Start of PROVIDED RECORDS
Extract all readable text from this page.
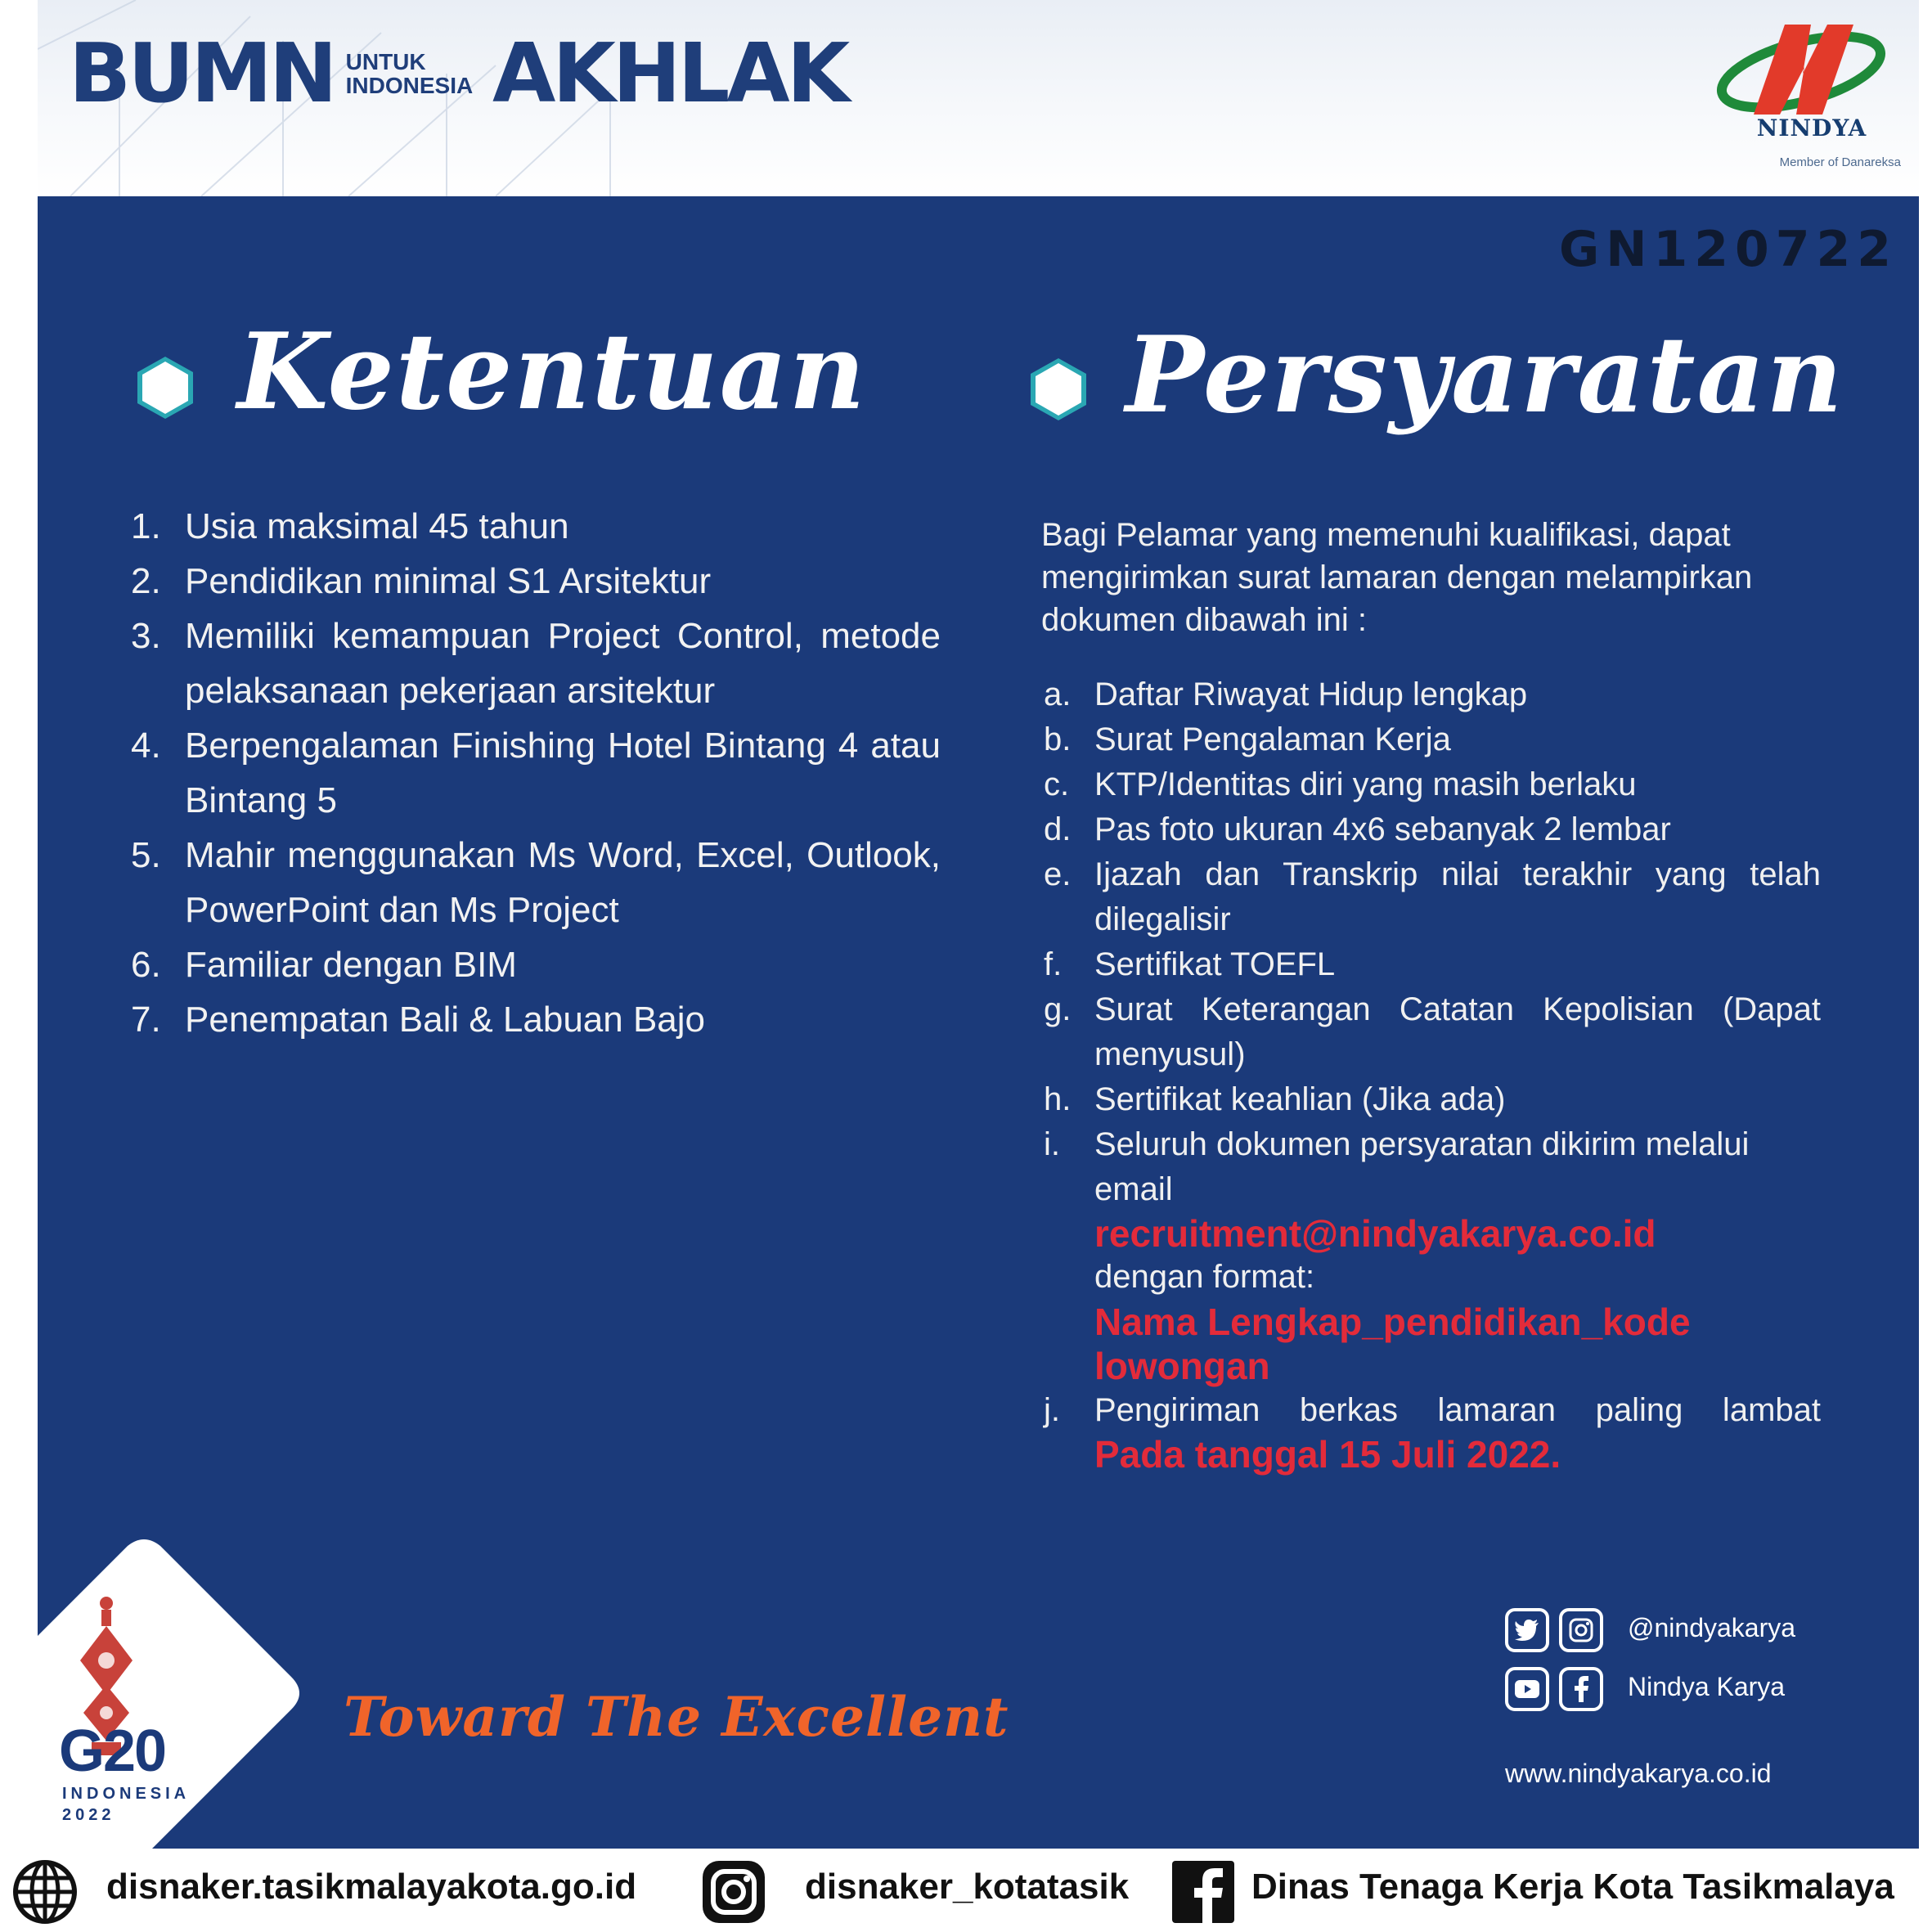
BUMN UNTUK
INDONESIA AKHLAK
NINDYA
Member of Danareksa
GN120722
Ketentuan
1. Usia maksimal 45 tahun
2. Pendidikan minimal S1 Arsitektur
3. Memiliki kemampuan Project Control, metode pelaksanaan pekerjaan arsitektur
4. Berpengalaman Finishing Hotel Bintang 4 atau Bintang 5
5. Mahir menggunakan Ms Word, Excel, Outlook, PowerPoint dan Ms Project
6. Familiar dengan BIM
7. Penempatan Bali & Labuan Bajo
Persyaratan
Bagi Pelamar yang memenuhi kualifikasi, dapat mengirimkan surat lamaran dengan melampirkan dokumen dibawah ini :
a. Daftar Riwayat Hidup lengkap
b. Surat Pengalaman Kerja
c. KTP/Identitas diri yang masih berlaku
d. Pas foto ukuran 4x6 sebanyak 2 lembar
e. Ijazah dan Transkrip nilai terakhir yang telah dilegalisir
f. Sertifikat TOEFL
g. Surat Keterangan Catatan Kepolisian (Dapat menyusul)
h. Sertifikat keahlian (Jika ada)
i.	Seluruh dokumen persyaratan dikirim melalui email
recruitment@nindyakarya.co.id
dengan format:
Nama Lengkap_pendidikan_kode lowongan
j.	Pengiriman berkas lamaran paling lambat
Pada tanggal 15 Juli 2022.
G20
INDONESIA
2022
Toward The Excellent
@nindyakarya
Nindya Karya
www.nindyakarya.co.id
disnaker.tasikmalayakota.go.id	disnaker_kotatasik	Dinas Tenaga Kerja Kota Tasikmalaya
End of PROVIDED RECORDS
• **PROBLEM REQUIREMENTS**: From the material above, copy everything exactly but the pictures.

• **RESPONSE BELOW**:
Extract all readable text from this page.
BUMN UNTUK
INDONESIA AKHLAK
NINDYA
Member of Danareksa
GN120722
Ketentuan
1. Usia maksimal 45 tahun
2. Pendidikan minimal S1 Arsitektur
3. Memiliki kemampuan Project Control, metode pelaksanaan pekerjaan arsitektur
4. Berpengalaman Finishing Hotel Bintang 4 atau Bintang 5
5. Mahir menggunakan Ms Word, Excel, Outlook, PowerPoint dan Ms Project
6. Familiar dengan BIM
7. Penempatan Bali & Labuan Bajo
Persyaratan
Bagi Pelamar yang memenuhi kualifikasi, dapat mengirimkan surat lamaran dengan melampirkan dokumen dibawah ini :
a. Daftar Riwayat Hidup lengkap
b. Surat Pengalaman Kerja
c. KTP/Identitas diri yang masih berlaku
d. Pas foto ukuran 4x6 sebanyak 2 lembar
e. Ijazah dan Transkrip nilai terakhir yang telah dilegalisir
f. Sertifikat TOEFL
g. Surat Keterangan Catatan Kepolisian (Dapat menyusul)
h. Sertifikat keahlian (Jika ada)
i.	Seluruh dokumen persyaratan dikirim melalui email
recruitment@nindyakarya.co.id
dengan format:
Nama Lengkap_pendidikan_kode lowongan
j.	Pengiriman berkas lamaran paling lambat
Pada tanggal 15 Juli 2022.
G20
INDONESIA
2022
Toward The Excellent
@nindyakarya
Nindya Karya
www.nindyakarya.co.id
disnaker.tasikmalayakota.go.id	disnaker_kotatasik	Dinas Tenaga Kerja Kota Tasikmalaya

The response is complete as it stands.